▶ **Exercise instructions**
Write the listing below out again exactly, dropping the images.

▶ **Raw records**
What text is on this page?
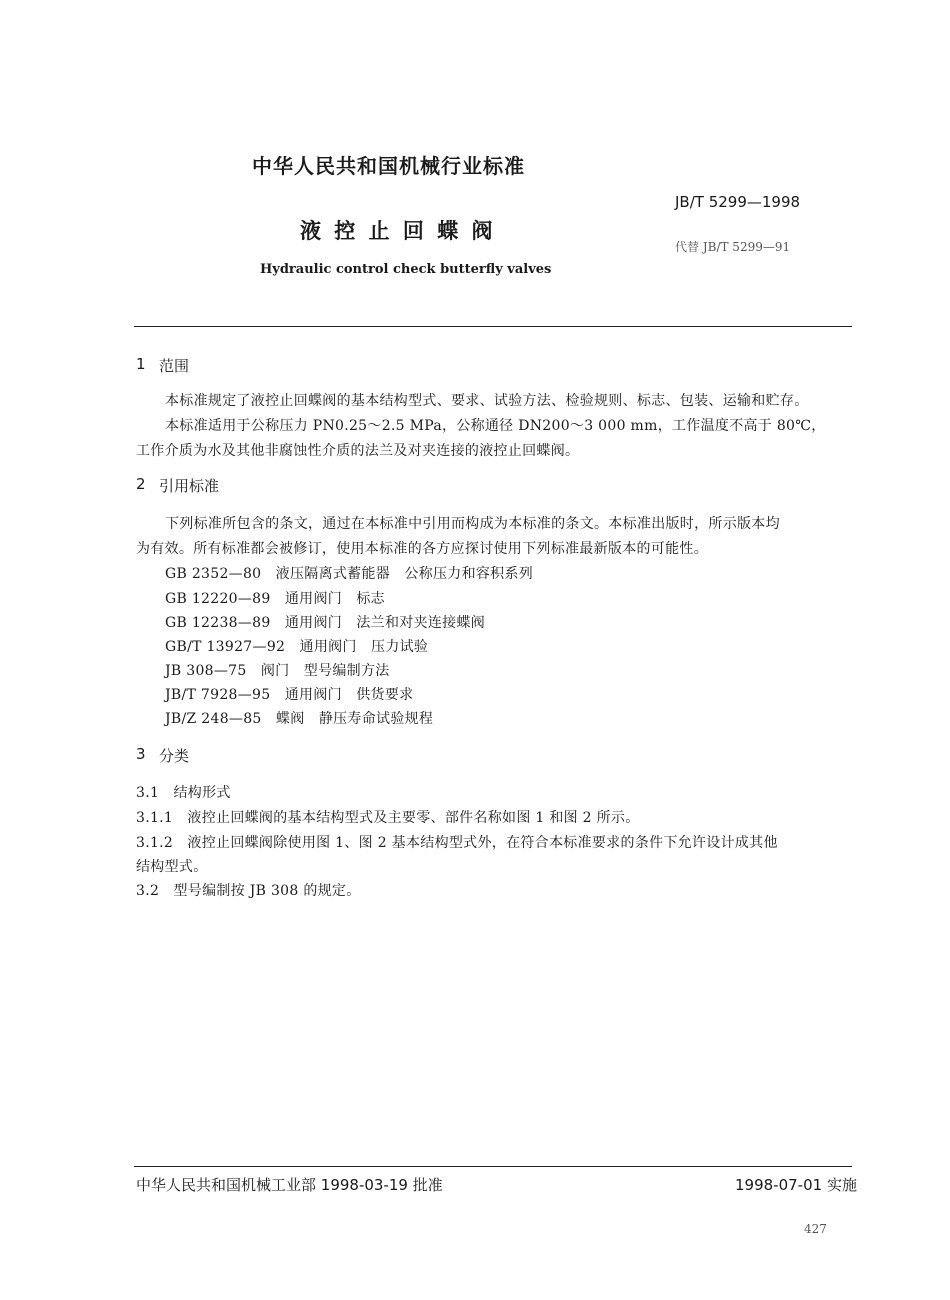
中华人民共和国机械行业标准
JB/T 5299—1998
液 控 止 回 蝶 阀
代替 JB/T 5299—91
Hydraulic control check butterfly valves
1 范围
本标准规定了液控止回蝶阀的基本结构型式、要求、试验方法、检验规则、标志、包装、运输和贮存。
本标准适用于公称压力 PN0.25～2.5 MPa，公称通径 DN200～3 000 mm，工作温度不高于 80℃，
工作介质为水及其他非腐蚀性介质的法兰及对夹连接的液控止回蝶阀。
2 引用标准
下列标准所包含的条文，通过在本标准中引用而构成为本标准的条文。本标准出版时，所示版本均
为有效。所有标准都会被修订，使用本标准的各方应探讨使用下列标准最新版本的可能性。
GB 2352—80　液压隔离式蓄能器　公称压力和容积系列
GB 12220—89　通用阀门　标志
GB 12238—89　通用阀门　法兰和对夹连接蝶阀
GB/T 13927—92　通用阀门　压力试验
JB 308—75　阀门　型号编制方法
JB/T 7928—95　通用阀门　供货要求
JB/Z 248—85　蝶阀　静压寿命试验规程
3 分类
3.1　结构形式
3.1.1　液控止回蝶阀的基本结构型式及主要零、部件名称如图 1 和图 2 所示。
3.1.2　液控止回蝶阀除使用图 1、图 2 基本结构型式外，在符合本标准要求的条件下允许设计成其他
结构型式。
3.2　型号编制按 JB 308 的规定。
中华人民共和国机械工业部 1998-03-19 批准	1998-07-01 实施
427
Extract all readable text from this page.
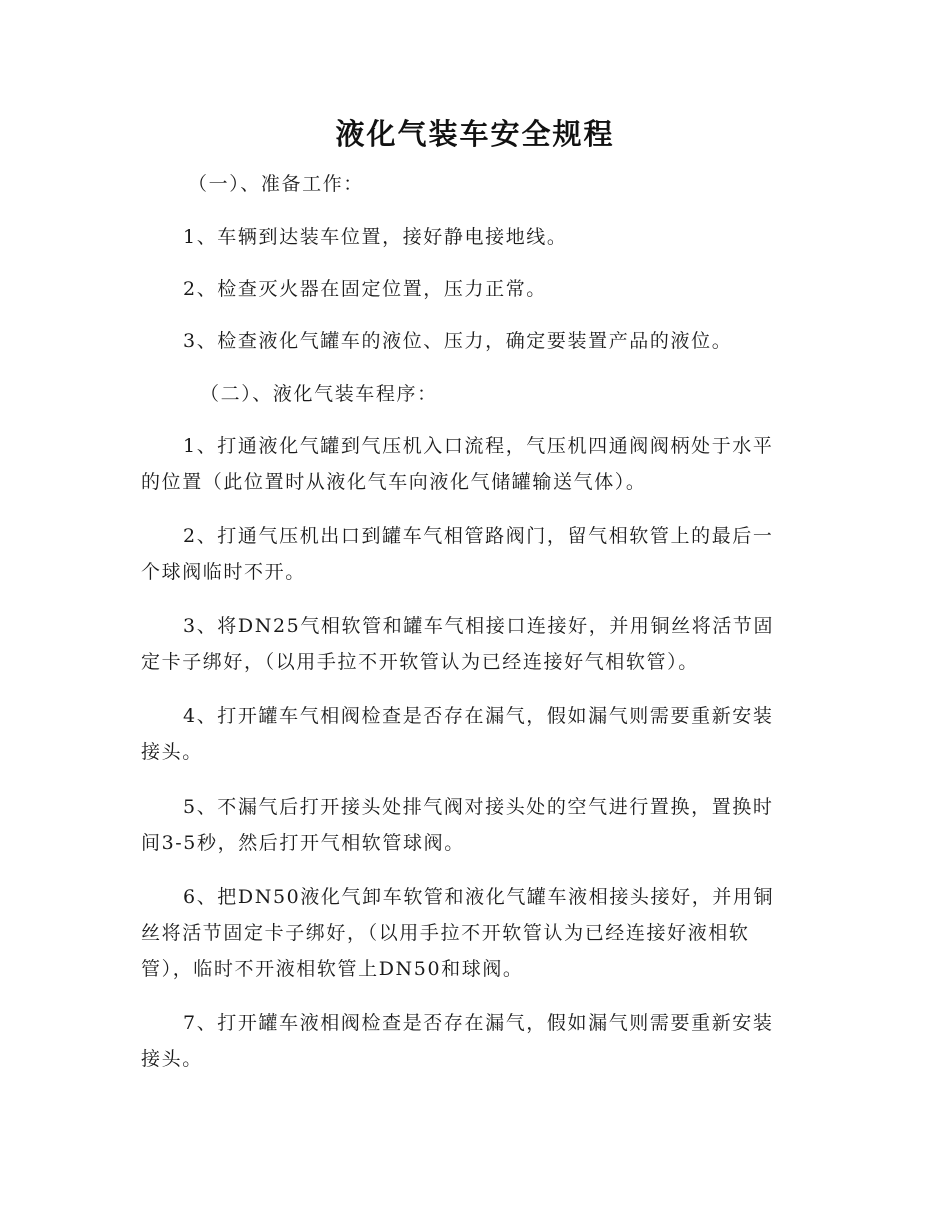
液化气装车安全规程
（一）、准备工作：
1、车辆到达装车位置，接好静电接地线。
2、检查灭火器在固定位置，压力正常。
3、检查液化气罐车的液位、压力，确定要装置产品的液位。
（二）、液化气装车程序：
1、打通液化气罐到气压机入口流程，气压机四通阀阀柄处于水平
的位置（此位置时从液化气车向液化气储罐输送气体）。
2、打通气压机出口到罐车气相管路阀门，留气相软管上的最后一
个球阀临时不开。
3、将DN25气相软管和罐车气相接口连接好，并用铜丝将活节固
定卡子绑好，（以用手拉不开软管认为已经连接好气相软管）。
4、打开罐车气相阀检查是否存在漏气，假如漏气则需要重新安装
接头。
5、不漏气后打开接头处排气阀对接头处的空气进行置换，置换时
间3-5秒，然后打开气相软管球阀。
6、把DN50液化气卸车软管和液化气罐车液相接头接好，并用铜
丝将活节固定卡子绑好，（以用手拉不开软管认为已经连接好液相软
管），临时不开液相软管上DN50和球阀。
7、打开罐车液相阀检查是否存在漏气，假如漏气则需要重新安装
接头。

▶ **Result for this task**
What text is on this page?
中华人民共和国机械行业标准
JB/T 5299—1998
液 控 止 回 蝶 阀
代替 JB/T 5299—91
Hydraulic control check butterfly valves
1 范围
本标准规定了液控止回蝶阀的基本结构型式、要求、试验方法、检验规则、标志、包装、运输和贮存。
本标准适用于公称压力 PN0.25～2.5 MPa，公称通径 DN200～3 000 mm，工作温度不高于 80℃，
工作介质为水及其他非腐蚀性介质的法兰及对夹连接的液控止回蝶阀。
2 引用标准
下列标准所包含的条文，通过在本标准中引用而构成为本标准的条文。本标准出版时，所示版本均
为有效。所有标准都会被修订，使用本标准的各方应探讨使用下列标准最新版本的可能性。
GB 2352—80　液压隔离式蓄能器　公称压力和容积系列
GB 12220—89　通用阀门　标志
GB 12238—89　通用阀门　法兰和对夹连接蝶阀
GB/T 13927—92　通用阀门　压力试验
JB 308—75　阀门　型号编制方法
JB/T 7928—95　通用阀门　供货要求
JB/Z 248—85　蝶阀　静压寿命试验规程
3 分类
3.1　结构形式
3.1.1　液控止回蝶阀的基本结构型式及主要零、部件名称如图 1 和图 2 所示。
3.1.2　液控止回蝶阀除使用图 1、图 2 基本结构型式外，在符合本标准要求的条件下允许设计成其他
结构型式。
3.2　型号编制按 JB 308 的规定。
中华人民共和国机械工业部 1998-03-19 批准	1998-07-01 实施
427
Extract all readable text from this page.
液化气装车安全规程
（一）、准备工作：
1、车辆到达装车位置，接好静电接地线。
2、检查灭火器在固定位置，压力正常。
3、检查液化气罐车的液位、压力，确定要装置产品的液位。
（二）、液化气装车程序：
1、打通液化气罐到气压机入口流程，气压机四通阀阀柄处于水平
的位置（此位置时从液化气车向液化气储罐输送气体）。
2、打通气压机出口到罐车气相管路阀门，留气相软管上的最后一
个球阀临时不开。
3、将DN25气相软管和罐车气相接口连接好，并用铜丝将活节固
定卡子绑好，（以用手拉不开软管认为已经连接好气相软管）。
4、打开罐车气相阀检查是否存在漏气，假如漏气则需要重新安装
接头。
5、不漏气后打开接头处排气阀对接头处的空气进行置换，置换时
间3-5秒，然后打开气相软管球阀。
6、把DN50液化气卸车软管和液化气罐车液相接头接好，并用铜
丝将活节固定卡子绑好，（以用手拉不开软管认为已经连接好液相软
管），临时不开液相软管上DN50和球阀。
7、打开罐车液相阀检查是否存在漏气，假如漏气则需要重新安装
接头。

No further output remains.